• **SHORT EXERCISE**: Only the lines from the line holding "Convert this document image to plain text." through the final line of the entries below are to be returned, exactly as they stand.
::: THE INPUT
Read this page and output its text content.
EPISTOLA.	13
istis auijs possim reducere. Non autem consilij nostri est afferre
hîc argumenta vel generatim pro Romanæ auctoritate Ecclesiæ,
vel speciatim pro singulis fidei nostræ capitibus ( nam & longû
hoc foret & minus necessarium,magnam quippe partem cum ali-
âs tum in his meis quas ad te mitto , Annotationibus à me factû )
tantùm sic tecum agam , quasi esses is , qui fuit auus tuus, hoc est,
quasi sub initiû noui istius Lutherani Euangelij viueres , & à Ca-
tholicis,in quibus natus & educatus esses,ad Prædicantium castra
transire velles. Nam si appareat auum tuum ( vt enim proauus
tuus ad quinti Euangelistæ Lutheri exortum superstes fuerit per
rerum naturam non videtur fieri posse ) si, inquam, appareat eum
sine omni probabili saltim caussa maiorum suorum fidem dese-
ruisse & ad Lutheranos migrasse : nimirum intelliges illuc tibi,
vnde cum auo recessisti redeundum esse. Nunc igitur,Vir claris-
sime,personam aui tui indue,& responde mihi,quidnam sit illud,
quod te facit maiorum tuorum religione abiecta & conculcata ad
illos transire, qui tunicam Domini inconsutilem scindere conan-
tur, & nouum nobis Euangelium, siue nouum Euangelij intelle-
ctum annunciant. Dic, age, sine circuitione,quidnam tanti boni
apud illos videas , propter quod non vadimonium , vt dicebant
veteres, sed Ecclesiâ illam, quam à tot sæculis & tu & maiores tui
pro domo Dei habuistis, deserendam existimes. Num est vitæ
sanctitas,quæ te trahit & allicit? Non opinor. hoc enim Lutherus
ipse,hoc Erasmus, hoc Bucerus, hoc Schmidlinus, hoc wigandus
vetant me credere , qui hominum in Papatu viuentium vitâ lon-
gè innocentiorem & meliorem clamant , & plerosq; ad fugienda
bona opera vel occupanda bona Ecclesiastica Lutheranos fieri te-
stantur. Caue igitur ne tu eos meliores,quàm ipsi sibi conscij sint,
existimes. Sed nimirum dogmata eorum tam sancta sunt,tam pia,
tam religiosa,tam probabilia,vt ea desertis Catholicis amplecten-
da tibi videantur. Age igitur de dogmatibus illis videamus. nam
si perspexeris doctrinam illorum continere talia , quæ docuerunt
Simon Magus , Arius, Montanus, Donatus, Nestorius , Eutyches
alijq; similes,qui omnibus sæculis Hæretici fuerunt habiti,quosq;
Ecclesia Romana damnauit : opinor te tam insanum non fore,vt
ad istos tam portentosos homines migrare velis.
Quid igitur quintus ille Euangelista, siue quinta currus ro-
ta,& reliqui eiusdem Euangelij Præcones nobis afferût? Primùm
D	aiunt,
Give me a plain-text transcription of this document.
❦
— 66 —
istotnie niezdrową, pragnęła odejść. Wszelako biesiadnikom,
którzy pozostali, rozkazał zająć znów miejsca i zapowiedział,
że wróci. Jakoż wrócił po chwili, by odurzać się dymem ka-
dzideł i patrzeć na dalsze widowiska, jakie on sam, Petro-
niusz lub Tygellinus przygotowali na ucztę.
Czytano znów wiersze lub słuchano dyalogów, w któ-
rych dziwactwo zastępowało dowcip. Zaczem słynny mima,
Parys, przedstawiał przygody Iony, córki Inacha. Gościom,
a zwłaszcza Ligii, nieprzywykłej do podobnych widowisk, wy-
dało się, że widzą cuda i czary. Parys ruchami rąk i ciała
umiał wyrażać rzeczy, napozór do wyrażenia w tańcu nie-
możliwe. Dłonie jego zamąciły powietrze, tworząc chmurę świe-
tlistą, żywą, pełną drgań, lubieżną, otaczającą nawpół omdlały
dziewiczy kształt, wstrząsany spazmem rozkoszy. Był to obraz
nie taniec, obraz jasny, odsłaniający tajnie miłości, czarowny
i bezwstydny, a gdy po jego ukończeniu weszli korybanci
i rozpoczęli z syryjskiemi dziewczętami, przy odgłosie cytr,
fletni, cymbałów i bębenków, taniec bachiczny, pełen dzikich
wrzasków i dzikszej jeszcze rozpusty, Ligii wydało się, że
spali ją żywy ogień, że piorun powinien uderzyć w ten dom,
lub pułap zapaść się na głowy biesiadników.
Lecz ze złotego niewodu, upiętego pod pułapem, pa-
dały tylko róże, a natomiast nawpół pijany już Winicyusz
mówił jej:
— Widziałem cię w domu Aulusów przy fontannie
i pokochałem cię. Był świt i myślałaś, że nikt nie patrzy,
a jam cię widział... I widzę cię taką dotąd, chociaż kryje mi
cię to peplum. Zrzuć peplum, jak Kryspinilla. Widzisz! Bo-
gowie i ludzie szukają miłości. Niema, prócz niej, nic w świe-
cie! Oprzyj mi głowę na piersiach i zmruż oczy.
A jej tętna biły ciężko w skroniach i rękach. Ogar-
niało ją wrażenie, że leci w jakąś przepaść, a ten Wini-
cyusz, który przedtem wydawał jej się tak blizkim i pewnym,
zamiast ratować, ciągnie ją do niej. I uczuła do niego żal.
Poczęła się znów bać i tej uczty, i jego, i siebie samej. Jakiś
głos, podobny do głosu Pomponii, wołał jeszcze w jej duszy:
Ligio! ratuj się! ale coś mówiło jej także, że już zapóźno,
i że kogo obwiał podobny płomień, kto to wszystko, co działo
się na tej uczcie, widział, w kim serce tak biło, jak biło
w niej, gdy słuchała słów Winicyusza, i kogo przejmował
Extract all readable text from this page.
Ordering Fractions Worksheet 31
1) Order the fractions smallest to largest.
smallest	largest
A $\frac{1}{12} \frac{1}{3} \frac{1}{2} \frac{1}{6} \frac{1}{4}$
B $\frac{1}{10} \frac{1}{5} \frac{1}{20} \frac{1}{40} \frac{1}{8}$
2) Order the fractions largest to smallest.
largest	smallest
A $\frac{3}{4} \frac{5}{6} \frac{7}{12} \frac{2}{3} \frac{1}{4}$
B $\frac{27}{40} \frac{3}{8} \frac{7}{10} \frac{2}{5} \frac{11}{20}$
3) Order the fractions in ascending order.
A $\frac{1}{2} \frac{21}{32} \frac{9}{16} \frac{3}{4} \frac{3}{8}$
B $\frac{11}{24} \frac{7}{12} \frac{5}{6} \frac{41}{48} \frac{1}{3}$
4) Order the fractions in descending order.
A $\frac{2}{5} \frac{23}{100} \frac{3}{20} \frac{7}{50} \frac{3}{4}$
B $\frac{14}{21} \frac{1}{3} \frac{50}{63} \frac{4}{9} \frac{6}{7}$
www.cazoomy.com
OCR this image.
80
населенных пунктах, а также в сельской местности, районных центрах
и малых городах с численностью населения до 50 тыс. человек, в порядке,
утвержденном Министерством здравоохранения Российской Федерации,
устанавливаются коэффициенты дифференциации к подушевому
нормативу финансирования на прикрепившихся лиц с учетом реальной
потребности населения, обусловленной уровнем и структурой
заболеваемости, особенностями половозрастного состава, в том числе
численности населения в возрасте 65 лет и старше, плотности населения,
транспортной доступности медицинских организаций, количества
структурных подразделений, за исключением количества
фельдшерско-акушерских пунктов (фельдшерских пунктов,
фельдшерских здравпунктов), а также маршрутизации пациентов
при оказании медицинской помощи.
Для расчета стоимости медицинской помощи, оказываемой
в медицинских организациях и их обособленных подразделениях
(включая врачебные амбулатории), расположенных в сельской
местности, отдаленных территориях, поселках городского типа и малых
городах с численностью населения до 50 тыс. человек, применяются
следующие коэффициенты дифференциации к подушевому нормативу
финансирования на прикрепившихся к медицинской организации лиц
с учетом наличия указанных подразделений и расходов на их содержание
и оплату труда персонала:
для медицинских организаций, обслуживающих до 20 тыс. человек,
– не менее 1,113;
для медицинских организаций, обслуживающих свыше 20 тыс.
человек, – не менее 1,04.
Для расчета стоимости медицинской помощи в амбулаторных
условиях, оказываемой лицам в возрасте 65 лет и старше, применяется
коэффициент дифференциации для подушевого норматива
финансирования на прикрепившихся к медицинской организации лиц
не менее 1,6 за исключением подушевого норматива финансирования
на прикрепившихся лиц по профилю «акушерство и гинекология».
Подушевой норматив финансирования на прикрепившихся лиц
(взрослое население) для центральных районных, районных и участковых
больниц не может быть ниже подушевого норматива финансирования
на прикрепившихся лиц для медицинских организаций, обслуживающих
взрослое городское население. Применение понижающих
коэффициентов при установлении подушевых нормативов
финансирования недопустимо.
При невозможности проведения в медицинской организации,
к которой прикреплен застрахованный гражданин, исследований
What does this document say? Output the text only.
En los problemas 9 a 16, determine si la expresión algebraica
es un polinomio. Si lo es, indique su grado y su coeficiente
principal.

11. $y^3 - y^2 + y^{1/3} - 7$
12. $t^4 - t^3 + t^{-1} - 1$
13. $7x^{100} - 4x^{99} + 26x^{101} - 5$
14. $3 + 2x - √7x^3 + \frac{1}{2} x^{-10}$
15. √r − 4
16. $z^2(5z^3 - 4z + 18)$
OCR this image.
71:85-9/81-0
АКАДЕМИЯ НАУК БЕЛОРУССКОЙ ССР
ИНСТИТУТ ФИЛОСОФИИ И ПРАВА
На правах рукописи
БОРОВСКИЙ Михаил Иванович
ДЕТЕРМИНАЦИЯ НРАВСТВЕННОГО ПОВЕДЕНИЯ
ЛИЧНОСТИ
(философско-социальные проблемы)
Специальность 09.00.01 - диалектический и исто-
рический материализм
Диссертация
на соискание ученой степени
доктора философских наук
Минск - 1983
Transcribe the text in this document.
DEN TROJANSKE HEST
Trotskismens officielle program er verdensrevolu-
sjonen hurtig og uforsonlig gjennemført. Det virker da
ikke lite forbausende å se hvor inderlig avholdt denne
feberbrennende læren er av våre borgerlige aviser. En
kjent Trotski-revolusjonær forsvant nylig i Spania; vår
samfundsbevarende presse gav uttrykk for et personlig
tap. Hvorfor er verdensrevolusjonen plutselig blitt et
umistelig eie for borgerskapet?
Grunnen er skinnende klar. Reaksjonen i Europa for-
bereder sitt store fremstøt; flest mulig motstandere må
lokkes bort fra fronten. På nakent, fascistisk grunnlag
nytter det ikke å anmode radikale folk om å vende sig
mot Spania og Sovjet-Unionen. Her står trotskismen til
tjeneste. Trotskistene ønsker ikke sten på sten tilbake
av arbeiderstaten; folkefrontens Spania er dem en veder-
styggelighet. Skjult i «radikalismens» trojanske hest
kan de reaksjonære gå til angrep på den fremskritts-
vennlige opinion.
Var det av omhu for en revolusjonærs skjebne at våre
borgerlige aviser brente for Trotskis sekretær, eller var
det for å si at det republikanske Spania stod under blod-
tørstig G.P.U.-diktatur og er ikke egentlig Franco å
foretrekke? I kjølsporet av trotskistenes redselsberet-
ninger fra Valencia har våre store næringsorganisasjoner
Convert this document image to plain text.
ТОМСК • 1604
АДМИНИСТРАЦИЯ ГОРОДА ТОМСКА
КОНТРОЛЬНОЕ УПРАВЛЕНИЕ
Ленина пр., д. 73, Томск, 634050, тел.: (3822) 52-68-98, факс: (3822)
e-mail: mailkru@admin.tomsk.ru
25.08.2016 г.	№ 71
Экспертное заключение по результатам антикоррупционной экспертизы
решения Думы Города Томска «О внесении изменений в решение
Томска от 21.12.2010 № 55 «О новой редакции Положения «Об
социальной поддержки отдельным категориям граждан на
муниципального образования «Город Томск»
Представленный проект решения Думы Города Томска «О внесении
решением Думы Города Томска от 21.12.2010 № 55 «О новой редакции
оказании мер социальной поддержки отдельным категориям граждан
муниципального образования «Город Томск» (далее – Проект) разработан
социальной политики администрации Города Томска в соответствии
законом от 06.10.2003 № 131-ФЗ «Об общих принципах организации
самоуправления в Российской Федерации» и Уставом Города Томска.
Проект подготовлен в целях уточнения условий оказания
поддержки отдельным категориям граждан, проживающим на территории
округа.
::::::
• **THE COMPLETED TASK**:
Convert this document image to plain text.
ТОМСК • 1604
АДМИНИСТРАЦИЯ ГОРОДА ТОМСКА
КОНТРОЛЬНОЕ УПРАВЛЕНИЕ
Ленина пр., д. 73, Томск, 634050, тел.: (3822) 52-68-98, факс: (3822)
e-mail: mailkru@admin.tomsk.ru
25.08.2016 г.	№ 71
Экспертное заключение по результатам антикоррупционной экспертизы
решения Думы Города Томска «О внесении изменений в решение
Томска от 21.12.2010 № 55 «О новой редакции Положения «Об
социальной поддержки отдельным категориям граждан на
муниципального образования «Город Томск»
Представленный проект решения Думы Города Томска «О внесении
решением Думы Города Томска от 21.12.2010 № 55 «О новой редакции
оказании мер социальной поддержки отдельным категориям граждан
муниципального образования «Город Томск» (далее – Проект) разработан
социальной политики администрации Города Томска в соответствии
законом от 06.10.2003 № 131-ФЗ «Об общих принципах организации
самоуправления в Российской Федерации» и Уставом Города Томска.
Проект подготовлен в целях уточнения условий оказания
поддержки отдельным категориям граждан, проживающим на территории
округа.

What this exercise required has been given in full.